YOUR TASK => Extract each line of the records below that contains the word "repeating".

DATASET =>

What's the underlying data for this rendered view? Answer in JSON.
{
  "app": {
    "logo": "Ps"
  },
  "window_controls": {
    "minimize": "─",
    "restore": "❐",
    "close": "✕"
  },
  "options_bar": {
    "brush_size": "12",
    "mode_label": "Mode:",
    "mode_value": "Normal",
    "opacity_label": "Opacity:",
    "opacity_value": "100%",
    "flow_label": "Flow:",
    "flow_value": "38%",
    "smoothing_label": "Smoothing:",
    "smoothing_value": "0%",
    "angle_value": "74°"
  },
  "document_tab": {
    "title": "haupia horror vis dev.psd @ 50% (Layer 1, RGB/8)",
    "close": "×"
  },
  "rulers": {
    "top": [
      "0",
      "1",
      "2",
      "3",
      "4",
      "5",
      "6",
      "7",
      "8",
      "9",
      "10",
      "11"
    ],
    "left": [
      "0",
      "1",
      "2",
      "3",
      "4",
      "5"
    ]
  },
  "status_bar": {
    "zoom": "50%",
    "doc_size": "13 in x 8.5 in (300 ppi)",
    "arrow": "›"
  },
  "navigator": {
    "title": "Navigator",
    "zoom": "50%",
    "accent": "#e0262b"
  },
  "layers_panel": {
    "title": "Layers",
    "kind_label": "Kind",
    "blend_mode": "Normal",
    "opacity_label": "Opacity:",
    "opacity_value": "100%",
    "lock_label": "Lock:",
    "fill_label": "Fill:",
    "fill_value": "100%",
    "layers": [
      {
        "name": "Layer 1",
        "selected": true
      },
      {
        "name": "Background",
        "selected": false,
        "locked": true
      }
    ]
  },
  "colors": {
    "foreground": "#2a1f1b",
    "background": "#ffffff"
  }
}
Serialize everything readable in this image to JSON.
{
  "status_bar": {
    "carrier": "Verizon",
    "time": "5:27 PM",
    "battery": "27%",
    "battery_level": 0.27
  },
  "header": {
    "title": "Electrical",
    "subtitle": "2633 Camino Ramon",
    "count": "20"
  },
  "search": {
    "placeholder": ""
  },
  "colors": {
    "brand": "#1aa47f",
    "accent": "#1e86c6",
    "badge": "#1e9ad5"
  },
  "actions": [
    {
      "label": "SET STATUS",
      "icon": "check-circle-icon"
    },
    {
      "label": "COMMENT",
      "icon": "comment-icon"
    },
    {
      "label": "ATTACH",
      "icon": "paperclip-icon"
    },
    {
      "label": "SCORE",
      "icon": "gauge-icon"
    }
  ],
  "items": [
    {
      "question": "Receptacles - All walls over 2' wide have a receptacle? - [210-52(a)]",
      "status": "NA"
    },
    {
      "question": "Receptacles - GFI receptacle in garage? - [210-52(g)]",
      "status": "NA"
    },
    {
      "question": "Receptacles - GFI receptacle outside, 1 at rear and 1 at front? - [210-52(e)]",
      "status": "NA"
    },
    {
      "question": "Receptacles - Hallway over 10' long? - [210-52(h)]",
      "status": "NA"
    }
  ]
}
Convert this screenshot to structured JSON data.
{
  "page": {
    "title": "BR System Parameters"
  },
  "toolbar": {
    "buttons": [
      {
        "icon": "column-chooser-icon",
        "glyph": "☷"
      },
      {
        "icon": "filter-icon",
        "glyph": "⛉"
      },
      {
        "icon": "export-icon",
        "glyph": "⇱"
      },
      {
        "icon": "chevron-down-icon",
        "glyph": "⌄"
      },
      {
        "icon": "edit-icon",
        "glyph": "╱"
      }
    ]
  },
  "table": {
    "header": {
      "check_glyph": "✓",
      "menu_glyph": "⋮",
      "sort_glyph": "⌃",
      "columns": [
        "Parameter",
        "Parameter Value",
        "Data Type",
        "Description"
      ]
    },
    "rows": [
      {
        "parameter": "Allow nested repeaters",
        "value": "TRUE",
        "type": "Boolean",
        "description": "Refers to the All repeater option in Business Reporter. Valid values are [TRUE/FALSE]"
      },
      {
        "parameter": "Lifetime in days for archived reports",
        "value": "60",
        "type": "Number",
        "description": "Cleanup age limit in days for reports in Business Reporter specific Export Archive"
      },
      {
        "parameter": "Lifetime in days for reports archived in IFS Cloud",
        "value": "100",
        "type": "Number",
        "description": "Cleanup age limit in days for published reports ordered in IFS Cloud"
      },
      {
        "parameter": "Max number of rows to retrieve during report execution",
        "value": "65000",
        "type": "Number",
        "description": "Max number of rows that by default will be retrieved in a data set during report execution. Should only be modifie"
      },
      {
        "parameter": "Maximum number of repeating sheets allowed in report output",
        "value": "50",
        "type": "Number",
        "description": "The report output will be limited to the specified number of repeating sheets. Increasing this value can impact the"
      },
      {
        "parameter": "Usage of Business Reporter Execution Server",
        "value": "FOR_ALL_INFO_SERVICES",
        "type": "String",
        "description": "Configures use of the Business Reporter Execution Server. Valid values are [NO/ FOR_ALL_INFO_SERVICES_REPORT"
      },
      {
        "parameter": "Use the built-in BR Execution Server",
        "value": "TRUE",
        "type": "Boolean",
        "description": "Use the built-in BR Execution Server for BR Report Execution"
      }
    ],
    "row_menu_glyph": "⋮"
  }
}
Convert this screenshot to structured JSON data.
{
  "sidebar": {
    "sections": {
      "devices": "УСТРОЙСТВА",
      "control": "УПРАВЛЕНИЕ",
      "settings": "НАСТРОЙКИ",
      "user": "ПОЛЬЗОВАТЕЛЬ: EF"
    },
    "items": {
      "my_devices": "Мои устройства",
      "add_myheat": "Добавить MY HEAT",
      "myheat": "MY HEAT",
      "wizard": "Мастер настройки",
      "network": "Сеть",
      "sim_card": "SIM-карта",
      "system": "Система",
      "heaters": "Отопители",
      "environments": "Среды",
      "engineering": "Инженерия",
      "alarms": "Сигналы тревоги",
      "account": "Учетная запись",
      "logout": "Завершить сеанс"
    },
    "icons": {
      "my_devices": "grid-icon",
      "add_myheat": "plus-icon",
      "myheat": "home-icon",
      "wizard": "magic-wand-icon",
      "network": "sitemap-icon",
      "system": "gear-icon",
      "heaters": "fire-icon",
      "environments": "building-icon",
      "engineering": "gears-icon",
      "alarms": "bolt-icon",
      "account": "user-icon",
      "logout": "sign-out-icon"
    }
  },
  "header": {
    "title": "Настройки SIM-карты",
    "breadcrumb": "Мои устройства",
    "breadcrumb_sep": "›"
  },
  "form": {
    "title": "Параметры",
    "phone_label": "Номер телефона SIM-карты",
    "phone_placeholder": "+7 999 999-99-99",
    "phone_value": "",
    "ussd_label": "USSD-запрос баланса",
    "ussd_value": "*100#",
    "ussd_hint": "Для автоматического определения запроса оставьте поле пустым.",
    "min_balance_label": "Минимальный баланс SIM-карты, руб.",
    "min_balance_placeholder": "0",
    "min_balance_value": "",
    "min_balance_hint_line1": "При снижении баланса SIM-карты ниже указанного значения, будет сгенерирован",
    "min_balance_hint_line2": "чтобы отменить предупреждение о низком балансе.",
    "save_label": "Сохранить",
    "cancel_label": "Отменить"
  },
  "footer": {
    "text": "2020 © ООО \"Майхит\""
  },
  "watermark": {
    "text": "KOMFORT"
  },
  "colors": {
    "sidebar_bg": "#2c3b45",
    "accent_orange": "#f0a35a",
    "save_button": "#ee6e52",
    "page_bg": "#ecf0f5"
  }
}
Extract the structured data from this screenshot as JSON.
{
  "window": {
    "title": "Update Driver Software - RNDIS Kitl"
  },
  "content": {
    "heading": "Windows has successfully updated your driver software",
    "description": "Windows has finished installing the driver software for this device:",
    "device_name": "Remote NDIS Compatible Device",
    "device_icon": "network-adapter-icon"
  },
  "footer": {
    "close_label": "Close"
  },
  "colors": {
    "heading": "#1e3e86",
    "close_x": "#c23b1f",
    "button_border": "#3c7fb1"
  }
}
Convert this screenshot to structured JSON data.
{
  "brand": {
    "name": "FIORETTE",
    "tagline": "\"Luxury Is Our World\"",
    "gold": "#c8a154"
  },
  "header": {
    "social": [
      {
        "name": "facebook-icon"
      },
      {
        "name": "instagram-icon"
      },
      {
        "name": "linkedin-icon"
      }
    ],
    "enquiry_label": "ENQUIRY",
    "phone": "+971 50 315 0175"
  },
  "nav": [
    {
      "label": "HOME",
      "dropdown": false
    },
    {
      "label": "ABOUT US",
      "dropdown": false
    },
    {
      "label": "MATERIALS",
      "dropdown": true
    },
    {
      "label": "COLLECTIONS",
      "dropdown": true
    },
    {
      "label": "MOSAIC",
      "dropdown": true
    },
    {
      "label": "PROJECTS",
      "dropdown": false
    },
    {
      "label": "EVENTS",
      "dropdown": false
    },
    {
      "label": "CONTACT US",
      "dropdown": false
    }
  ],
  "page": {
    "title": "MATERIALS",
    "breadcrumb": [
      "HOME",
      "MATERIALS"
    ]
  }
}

RESULT OF THE TASK =>
        "parameter": "Maximum number of repeating sheets allowed in report output",
        "description": "The report output will be limited to the specified number of repeating sheets. Increasing this value can impact the"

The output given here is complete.